[Begin Records shown]

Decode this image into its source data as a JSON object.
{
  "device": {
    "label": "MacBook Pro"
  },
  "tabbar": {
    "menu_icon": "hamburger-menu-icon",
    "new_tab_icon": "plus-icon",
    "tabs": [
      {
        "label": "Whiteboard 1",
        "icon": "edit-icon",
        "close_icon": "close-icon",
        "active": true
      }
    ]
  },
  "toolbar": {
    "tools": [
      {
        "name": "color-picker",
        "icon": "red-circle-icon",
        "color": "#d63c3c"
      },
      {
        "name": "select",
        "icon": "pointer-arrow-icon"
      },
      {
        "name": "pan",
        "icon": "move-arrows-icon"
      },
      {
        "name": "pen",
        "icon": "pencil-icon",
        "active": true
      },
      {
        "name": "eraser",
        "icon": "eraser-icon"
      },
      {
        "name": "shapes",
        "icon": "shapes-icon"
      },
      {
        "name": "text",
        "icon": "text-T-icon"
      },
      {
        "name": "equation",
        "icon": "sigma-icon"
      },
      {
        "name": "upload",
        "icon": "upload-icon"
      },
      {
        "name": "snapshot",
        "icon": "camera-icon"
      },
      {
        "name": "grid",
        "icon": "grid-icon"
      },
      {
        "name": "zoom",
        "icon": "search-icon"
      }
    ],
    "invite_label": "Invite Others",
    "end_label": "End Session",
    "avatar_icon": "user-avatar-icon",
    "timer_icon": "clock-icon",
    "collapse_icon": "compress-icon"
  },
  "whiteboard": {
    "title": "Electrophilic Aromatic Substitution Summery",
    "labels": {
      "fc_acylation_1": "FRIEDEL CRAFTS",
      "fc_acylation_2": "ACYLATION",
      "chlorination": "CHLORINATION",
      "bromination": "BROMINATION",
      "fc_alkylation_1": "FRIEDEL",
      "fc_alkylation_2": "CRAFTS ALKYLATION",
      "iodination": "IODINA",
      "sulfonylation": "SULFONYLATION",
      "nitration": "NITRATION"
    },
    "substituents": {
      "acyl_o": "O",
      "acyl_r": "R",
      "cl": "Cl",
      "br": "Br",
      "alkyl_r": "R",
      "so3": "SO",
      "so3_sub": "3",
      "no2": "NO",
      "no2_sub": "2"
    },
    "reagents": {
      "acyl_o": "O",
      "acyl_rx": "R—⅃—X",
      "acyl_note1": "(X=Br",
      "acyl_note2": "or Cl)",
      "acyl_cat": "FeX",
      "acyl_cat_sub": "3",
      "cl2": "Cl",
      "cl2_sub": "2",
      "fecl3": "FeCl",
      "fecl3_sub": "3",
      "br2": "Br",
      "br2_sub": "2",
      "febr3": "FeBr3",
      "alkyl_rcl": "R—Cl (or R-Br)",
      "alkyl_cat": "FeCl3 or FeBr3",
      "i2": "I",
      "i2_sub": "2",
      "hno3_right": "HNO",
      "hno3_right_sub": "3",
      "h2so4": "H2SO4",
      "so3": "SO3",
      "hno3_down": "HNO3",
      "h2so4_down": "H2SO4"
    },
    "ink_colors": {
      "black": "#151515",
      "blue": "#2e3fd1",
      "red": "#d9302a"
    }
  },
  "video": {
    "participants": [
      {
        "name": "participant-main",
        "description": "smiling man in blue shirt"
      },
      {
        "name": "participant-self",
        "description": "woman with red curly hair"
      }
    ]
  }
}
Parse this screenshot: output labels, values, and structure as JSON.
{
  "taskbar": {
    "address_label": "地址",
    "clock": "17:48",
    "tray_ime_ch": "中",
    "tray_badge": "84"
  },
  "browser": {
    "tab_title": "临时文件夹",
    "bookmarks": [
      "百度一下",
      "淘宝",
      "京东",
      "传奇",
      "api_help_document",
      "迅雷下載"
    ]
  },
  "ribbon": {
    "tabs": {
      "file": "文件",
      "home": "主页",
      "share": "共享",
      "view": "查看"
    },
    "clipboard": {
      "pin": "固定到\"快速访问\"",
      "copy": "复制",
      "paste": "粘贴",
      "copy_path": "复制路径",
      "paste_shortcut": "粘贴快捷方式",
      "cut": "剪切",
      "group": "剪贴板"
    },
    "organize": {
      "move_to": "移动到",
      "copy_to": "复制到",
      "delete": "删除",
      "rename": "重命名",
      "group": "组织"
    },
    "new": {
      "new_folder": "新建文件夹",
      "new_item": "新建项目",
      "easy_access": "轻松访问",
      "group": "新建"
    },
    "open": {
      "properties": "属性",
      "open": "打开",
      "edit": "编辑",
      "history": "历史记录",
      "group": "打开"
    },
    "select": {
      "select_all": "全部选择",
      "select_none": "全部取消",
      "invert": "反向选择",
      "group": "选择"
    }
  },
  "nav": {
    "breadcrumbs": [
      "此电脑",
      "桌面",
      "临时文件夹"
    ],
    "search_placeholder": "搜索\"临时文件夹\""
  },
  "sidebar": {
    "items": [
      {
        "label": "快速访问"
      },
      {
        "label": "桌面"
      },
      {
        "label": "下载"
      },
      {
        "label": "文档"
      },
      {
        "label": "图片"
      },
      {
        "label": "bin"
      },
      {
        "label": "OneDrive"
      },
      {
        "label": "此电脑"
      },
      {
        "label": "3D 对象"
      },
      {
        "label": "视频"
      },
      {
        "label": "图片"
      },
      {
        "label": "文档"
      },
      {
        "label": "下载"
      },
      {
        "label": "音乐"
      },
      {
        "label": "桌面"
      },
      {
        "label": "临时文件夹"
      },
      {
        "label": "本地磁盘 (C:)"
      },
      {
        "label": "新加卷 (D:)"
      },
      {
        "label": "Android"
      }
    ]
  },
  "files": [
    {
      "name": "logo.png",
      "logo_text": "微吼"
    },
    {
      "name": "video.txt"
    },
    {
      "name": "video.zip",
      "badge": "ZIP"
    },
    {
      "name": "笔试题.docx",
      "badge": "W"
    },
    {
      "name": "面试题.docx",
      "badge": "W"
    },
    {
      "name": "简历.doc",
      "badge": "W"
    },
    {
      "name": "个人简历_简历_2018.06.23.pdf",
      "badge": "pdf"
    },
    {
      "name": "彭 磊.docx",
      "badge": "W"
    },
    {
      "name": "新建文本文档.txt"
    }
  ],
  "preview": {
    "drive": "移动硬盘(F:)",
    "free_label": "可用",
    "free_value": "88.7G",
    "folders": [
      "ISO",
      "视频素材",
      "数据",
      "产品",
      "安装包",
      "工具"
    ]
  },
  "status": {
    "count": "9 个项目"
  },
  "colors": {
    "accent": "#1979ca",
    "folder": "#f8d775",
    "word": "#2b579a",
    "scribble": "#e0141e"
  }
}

[End Records shown]

Print all of the entries again, exactly as written.

Decode this image into its source data as a JSON object.
{
  "device": {
    "label": "MacBook Pro"
  },
  "tabbar": {
    "menu_icon": "hamburger-menu-icon",
    "new_tab_icon": "plus-icon",
    "tabs": [
      {
        "label": "Whiteboard 1",
        "icon": "edit-icon",
        "close_icon": "close-icon",
        "active": true
      }
    ]
  },
  "toolbar": {
    "tools": [
      {
        "name": "color-picker",
        "icon": "red-circle-icon",
        "color": "#d63c3c"
      },
      {
        "name": "select",
        "icon": "pointer-arrow-icon"
      },
      {
        "name": "pan",
        "icon": "move-arrows-icon"
      },
      {
        "name": "pen",
        "icon": "pencil-icon",
        "active": true
      },
      {
        "name": "eraser",
        "icon": "eraser-icon"
      },
      {
        "name": "shapes",
        "icon": "shapes-icon"
      },
      {
        "name": "text",
        "icon": "text-T-icon"
      },
      {
        "name": "equation",
        "icon": "sigma-icon"
      },
      {
        "name": "upload",
        "icon": "upload-icon"
      },
      {
        "name": "snapshot",
        "icon": "camera-icon"
      },
      {
        "name": "grid",
        "icon": "grid-icon"
      },
      {
        "name": "zoom",
        "icon": "search-icon"
      }
    ],
    "invite_label": "Invite Others",
    "end_label": "End Session",
    "avatar_icon": "user-avatar-icon",
    "timer_icon": "clock-icon",
    "collapse_icon": "compress-icon"
  },
  "whiteboard": {
    "title": "Electrophilic Aromatic Substitution Summery",
    "labels": {
      "fc_acylation_1": "FRIEDEL CRAFTS",
      "fc_acylation_2": "ACYLATION",
      "chlorination": "CHLORINATION",
      "bromination": "BROMINATION",
      "fc_alkylation_1": "FRIEDEL",
      "fc_alkylation_2": "CRAFTS ALKYLATION",
      "iodination": "IODINA",
      "sulfonylation": "SULFONYLATION",
      "nitration": "NITRATION"
    },
    "substituents": {
      "acyl_o": "O",
      "acyl_r": "R",
      "cl": "Cl",
      "br": "Br",
      "alkyl_r": "R",
      "so3": "SO",
      "so3_sub": "3",
      "no2": "NO",
      "no2_sub": "2"
    },
    "reagents": {
      "acyl_o": "O",
      "acyl_rx": "R—⅃—X",
      "acyl_note1": "(X=Br",
      "acyl_note2": "or Cl)",
      "acyl_cat": "FeX",
      "acyl_cat_sub": "3",
      "cl2": "Cl",
      "cl2_sub": "2",
      "fecl3": "FeCl",
      "fecl3_sub": "3",
      "br2": "Br",
      "br2_sub": "2",
      "febr3": "FeBr3",
      "alkyl_rcl": "R—Cl (or R-Br)",
      "alkyl_cat": "FeCl3 or FeBr3",
      "i2": "I",
      "i2_sub": "2",
      "hno3_right": "HNO",
      "hno3_right_sub": "3",
      "h2so4": "H2SO4",
      "so3": "SO3",
      "hno3_down": "HNO3",
      "h2so4_down": "H2SO4"
    },
    "ink_colors": {
      "black": "#151515",
      "blue": "#2e3fd1",
      "red": "#d9302a"
    }
  },
  "video": {
    "participants": [
      {
        "name": "participant-main",
        "description": "smiling man in blue shirt"
      },
      {
        "name": "participant-self",
        "description": "woman with red curly hair"
      }
    ]
  }
}
Parse this screenshot: output labels, values, and structure as JSON.
{
  "taskbar": {
    "address_label": "地址",
    "clock": "17:48",
    "tray_ime_ch": "中",
    "tray_badge": "84"
  },
  "browser": {
    "tab_title": "临时文件夹",
    "bookmarks": [
      "百度一下",
      "淘宝",
      "京东",
      "传奇",
      "api_help_document",
      "迅雷下載"
    ]
  },
  "ribbon": {
    "tabs": {
      "file": "文件",
      "home": "主页",
      "share": "共享",
      "view": "查看"
    },
    "clipboard": {
      "pin": "固定到\"快速访问\"",
      "copy": "复制",
      "paste": "粘贴",
      "copy_path": "复制路径",
      "paste_shortcut": "粘贴快捷方式",
      "cut": "剪切",
      "group": "剪贴板"
    },
    "organize": {
      "move_to": "移动到",
      "copy_to": "复制到",
      "delete": "删除",
      "rename": "重命名",
      "group": "组织"
    },
    "new": {
      "new_folder": "新建文件夹",
      "new_item": "新建项目",
      "easy_access": "轻松访问",
      "group": "新建"
    },
    "open": {
      "properties": "属性",
      "open": "打开",
      "edit": "编辑",
      "history": "历史记录",
      "group": "打开"
    },
    "select": {
      "select_all": "全部选择",
      "select_none": "全部取消",
      "invert": "反向选择",
      "group": "选择"
    }
  },
  "nav": {
    "breadcrumbs": [
      "此电脑",
      "桌面",
      "临时文件夹"
    ],
    "search_placeholder": "搜索\"临时文件夹\""
  },
  "sidebar": {
    "items": [
      {
        "label": "快速访问"
      },
      {
        "label": "桌面"
      },
      {
        "label": "下载"
      },
      {
        "label": "文档"
      },
      {
        "label": "图片"
      },
      {
        "label": "bin"
      },
      {
        "label": "OneDrive"
      },
      {
        "label": "此电脑"
      },
      {
        "label": "3D 对象"
      },
      {
        "label": "视频"
      },
      {
        "label": "图片"
      },
      {
        "label": "文档"
      },
      {
        "label": "下载"
      },
      {
        "label": "音乐"
      },
      {
        "label": "桌面"
      },
      {
        "label": "临时文件夹"
      },
      {
        "label": "本地磁盘 (C:)"
      },
      {
        "label": "新加卷 (D:)"
      },
      {
        "label": "Android"
      }
    ]
  },
  "files": [
    {
      "name": "logo.png",
      "logo_text": "微吼"
    },
    {
      "name": "video.txt"
    },
    {
      "name": "video.zip",
      "badge": "ZIP"
    },
    {
      "name": "笔试题.docx",
      "badge": "W"
    },
    {
      "name": "面试题.docx",
      "badge": "W"
    },
    {
      "name": "简历.doc",
      "badge": "W"
    },
    {
      "name": "个人简历_简历_2018.06.23.pdf",
      "badge": "pdf"
    },
    {
      "name": "彭 磊.docx",
      "badge": "W"
    },
    {
      "name": "新建文本文档.txt"
    }
  ],
  "preview": {
    "drive": "移动硬盘(F:)",
    "free_label": "可用",
    "free_value": "88.7G",
    "folders": [
      "ISO",
      "视频素材",
      "数据",
      "产品",
      "安装包",
      "工具"
    ]
  },
  "status": {
    "count": "9 个项目"
  },
  "colors": {
    "accent": "#1979ca",
    "folder": "#f8d775",
    "word": "#2b579a",
    "scribble": "#e0141e"
  }
}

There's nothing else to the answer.